= Requirements =
Reproduce the records below exactly as given.

** start of Entries supplied **

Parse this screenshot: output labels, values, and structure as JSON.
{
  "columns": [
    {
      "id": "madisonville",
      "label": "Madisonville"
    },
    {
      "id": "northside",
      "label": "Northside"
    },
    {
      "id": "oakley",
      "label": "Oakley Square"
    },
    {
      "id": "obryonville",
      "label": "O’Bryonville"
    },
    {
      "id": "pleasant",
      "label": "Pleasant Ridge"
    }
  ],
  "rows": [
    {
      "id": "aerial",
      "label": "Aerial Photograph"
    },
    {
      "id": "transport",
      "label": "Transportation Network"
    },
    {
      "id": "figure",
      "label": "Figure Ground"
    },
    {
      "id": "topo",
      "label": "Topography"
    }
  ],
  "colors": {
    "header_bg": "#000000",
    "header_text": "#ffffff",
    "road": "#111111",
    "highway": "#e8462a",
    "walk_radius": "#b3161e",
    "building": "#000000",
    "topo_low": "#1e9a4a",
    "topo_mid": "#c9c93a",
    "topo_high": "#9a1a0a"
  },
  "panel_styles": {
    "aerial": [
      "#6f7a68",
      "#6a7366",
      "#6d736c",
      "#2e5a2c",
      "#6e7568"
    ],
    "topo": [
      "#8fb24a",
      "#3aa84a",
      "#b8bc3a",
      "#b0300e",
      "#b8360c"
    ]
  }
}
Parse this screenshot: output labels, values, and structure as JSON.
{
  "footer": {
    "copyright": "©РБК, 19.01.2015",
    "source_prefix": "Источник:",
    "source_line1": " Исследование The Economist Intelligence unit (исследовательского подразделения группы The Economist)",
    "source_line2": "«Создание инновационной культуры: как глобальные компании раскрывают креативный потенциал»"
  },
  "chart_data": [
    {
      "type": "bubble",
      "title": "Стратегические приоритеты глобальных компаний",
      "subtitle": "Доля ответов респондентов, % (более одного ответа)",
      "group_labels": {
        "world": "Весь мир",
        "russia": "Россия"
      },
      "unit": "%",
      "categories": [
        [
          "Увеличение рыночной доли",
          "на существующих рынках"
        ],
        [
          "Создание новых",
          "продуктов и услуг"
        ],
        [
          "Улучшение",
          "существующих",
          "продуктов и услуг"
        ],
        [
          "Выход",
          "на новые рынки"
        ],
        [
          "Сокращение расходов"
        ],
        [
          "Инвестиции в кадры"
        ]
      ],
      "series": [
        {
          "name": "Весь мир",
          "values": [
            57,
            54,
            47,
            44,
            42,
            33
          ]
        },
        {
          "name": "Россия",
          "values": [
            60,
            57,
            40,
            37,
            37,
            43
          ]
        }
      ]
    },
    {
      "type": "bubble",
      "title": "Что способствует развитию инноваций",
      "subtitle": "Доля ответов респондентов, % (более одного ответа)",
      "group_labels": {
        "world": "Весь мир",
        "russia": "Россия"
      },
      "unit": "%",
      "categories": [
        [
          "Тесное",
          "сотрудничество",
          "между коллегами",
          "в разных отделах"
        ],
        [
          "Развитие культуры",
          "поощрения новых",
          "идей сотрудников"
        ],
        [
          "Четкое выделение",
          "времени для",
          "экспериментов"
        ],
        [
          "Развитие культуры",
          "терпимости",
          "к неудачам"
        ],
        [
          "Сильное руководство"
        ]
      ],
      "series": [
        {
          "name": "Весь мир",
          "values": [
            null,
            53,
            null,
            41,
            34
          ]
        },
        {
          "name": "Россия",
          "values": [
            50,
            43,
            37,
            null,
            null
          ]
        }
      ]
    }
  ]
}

** end of Entries supplied **

= Response to this exercise =
Parse this screenshot: output labels, values, and structure as JSON.
{
  "columns": [
    {
      "id": "madisonville",
      "label": "Madisonville"
    },
    {
      "id": "northside",
      "label": "Northside"
    },
    {
      "id": "oakley",
      "label": "Oakley Square"
    },
    {
      "id": "obryonville",
      "label": "O’Bryonville"
    },
    {
      "id": "pleasant",
      "label": "Pleasant Ridge"
    }
  ],
  "rows": [
    {
      "id": "aerial",
      "label": "Aerial Photograph"
    },
    {
      "id": "transport",
      "label": "Transportation Network"
    },
    {
      "id": "figure",
      "label": "Figure Ground"
    },
    {
      "id": "topo",
      "label": "Topography"
    }
  ],
  "colors": {
    "header_bg": "#000000",
    "header_text": "#ffffff",
    "road": "#111111",
    "highway": "#e8462a",
    "walk_radius": "#b3161e",
    "building": "#000000",
    "topo_low": "#1e9a4a",
    "topo_mid": "#c9c93a",
    "topo_high": "#9a1a0a"
  },
  "panel_styles": {
    "aerial": [
      "#6f7a68",
      "#6a7366",
      "#6d736c",
      "#2e5a2c",
      "#6e7568"
    ],
    "topo": [
      "#8fb24a",
      "#3aa84a",
      "#b8bc3a",
      "#b0300e",
      "#b8360c"
    ]
  }
}
Parse this screenshot: output labels, values, and structure as JSON.
{
  "footer": {
    "copyright": "©РБК, 19.01.2015",
    "source_prefix": "Источник:",
    "source_line1": " Исследование The Economist Intelligence unit (исследовательского подразделения группы The Economist)",
    "source_line2": "«Создание инновационной культуры: как глобальные компании раскрывают креативный потенциал»"
  },
  "chart_data": [
    {
      "type": "bubble",
      "title": "Стратегические приоритеты глобальных компаний",
      "subtitle": "Доля ответов респондентов, % (более одного ответа)",
      "group_labels": {
        "world": "Весь мир",
        "russia": "Россия"
      },
      "unit": "%",
      "categories": [
        [
          "Увеличение рыночной доли",
          "на существующих рынках"
        ],
        [
          "Создание новых",
          "продуктов и услуг"
        ],
        [
          "Улучшение",
          "существующих",
          "продуктов и услуг"
        ],
        [
          "Выход",
          "на новые рынки"
        ],
        [
          "Сокращение расходов"
        ],
        [
          "Инвестиции в кадры"
        ]
      ],
      "series": [
        {
          "name": "Весь мир",
          "values": [
            57,
            54,
            47,
            44,
            42,
            33
          ]
        },
        {
          "name": "Россия",
          "values": [
            60,
            57,
            40,
            37,
            37,
            43
          ]
        }
      ]
    },
    {
      "type": "bubble",
      "title": "Что способствует развитию инноваций",
      "subtitle": "Доля ответов респондентов, % (более одного ответа)",
      "group_labels": {
        "world": "Весь мир",
        "russia": "Россия"
      },
      "unit": "%",
      "categories": [
        [
          "Тесное",
          "сотрудничество",
          "между коллегами",
          "в разных отделах"
        ],
        [
          "Развитие культуры",
          "поощрения новых",
          "идей сотрудников"
        ],
        [
          "Четкое выделение",
          "времени для",
          "экспериментов"
        ],
        [
          "Развитие культуры",
          "терпимости",
          "к неудачам"
        ],
        [
          "Сильное руководство"
        ]
      ],
      "series": [
        {
          "name": "Весь мир",
          "values": [
            null,
            53,
            null,
            41,
            34
          ]
        },
        {
          "name": "Россия",
          "values": [
            50,
            43,
            37,
            null,
            null
          ]
        }
      ]
    }
  ]
}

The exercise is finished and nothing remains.